WHAT IS EXPECTED
Reproduce every line of the records below without changing a single character.

EXERCISE MATERIALS
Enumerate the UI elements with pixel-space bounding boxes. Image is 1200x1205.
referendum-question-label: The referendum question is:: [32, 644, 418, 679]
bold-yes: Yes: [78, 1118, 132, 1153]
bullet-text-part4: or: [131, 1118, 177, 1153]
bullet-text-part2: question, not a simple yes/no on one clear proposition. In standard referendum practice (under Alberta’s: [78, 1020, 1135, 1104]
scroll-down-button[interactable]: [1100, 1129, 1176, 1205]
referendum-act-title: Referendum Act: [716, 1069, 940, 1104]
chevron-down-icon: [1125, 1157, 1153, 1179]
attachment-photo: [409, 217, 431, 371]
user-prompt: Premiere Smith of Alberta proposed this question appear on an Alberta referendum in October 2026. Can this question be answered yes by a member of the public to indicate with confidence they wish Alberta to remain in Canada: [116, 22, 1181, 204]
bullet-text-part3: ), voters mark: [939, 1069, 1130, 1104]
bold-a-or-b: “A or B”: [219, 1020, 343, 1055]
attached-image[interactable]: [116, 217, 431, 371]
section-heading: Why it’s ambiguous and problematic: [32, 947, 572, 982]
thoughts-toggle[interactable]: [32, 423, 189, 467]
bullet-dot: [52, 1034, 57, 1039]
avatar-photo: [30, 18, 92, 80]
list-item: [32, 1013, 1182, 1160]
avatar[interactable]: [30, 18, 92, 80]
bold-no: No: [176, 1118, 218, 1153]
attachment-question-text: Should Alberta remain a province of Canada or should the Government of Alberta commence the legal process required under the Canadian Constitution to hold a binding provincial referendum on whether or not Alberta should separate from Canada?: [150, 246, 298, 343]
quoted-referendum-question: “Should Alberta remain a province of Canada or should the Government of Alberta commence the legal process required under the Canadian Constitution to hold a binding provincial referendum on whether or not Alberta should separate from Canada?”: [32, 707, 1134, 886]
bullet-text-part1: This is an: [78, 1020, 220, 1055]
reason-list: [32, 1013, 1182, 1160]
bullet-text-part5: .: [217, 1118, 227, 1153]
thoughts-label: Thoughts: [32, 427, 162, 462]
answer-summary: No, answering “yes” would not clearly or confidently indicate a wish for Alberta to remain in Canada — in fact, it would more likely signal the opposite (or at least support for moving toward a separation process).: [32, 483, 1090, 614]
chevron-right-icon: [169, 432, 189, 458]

FULL RESPONSE
Enumerate the UI elements with pixel-space bounding boxes. Image is 1200x1205.
referendum-question-label: The referendum question is:: [32, 644, 418, 679]
bold-yes: Yes: [78, 1118, 132, 1153]
bullet-text-part4: or: [131, 1118, 177, 1153]
bullet-text-part2: question, not a simple yes/no on one clear proposition. In standard referendum practice (under Alberta’s: [78, 1020, 1135, 1104]
scroll-down-button[interactable]: [1100, 1129, 1176, 1205]
referendum-act-title: Referendum Act: [716, 1069, 940, 1104]
chevron-down-icon: [1125, 1157, 1153, 1179]
attachment-photo: [409, 217, 431, 371]
user-prompt: Premiere Smith of Alberta proposed this question appear on an Alberta referendum in October 2026. Can this question be answered yes by a member of the public to indicate with confidence they wish Alberta to remain in Canada: [116, 22, 1181, 204]
bullet-text-part3: ), voters mark: [939, 1069, 1130, 1104]
bold-a-or-b: “A or B”: [219, 1020, 343, 1055]
attached-image[interactable]: [116, 217, 431, 371]
section-heading: Why it’s ambiguous and problematic: [32, 947, 572, 982]
thoughts-toggle[interactable]: [32, 423, 189, 467]
bullet-dot: [52, 1034, 57, 1039]
avatar-photo: [30, 18, 92, 80]
list-item: [32, 1013, 1182, 1160]
avatar[interactable]: [30, 18, 92, 80]
bold-no: No: [176, 1118, 218, 1153]
attachment-question-text: Should Alberta remain a province of Canada or should the Government of Alberta commence the legal process required under the Canadian Constitution to hold a binding provincial referendum on whether or not Alberta should separate from Canada?: [150, 246, 298, 343]
quoted-referendum-question: “Should Alberta remain a province of Canada or should the Government of Alberta commence the legal process required under the Canadian Constitution to hold a binding provincial referendum on whether or not Alberta should separate from Canada?”: [32, 707, 1134, 886]
bullet-text-part1: This is an: [78, 1020, 220, 1055]
reason-list: [32, 1013, 1182, 1160]
bullet-text-part5: .: [217, 1118, 227, 1153]
thoughts-label: Thoughts: [32, 427, 162, 462]
answer-summary: No, answering “yes” would not clearly or confidently indicate a wish for Alberta to remain in Canada — in fact, it would more likely signal the opposite (or at least support for moving toward a separation process).: [32, 483, 1090, 614]
chevron-right-icon: [169, 432, 189, 458]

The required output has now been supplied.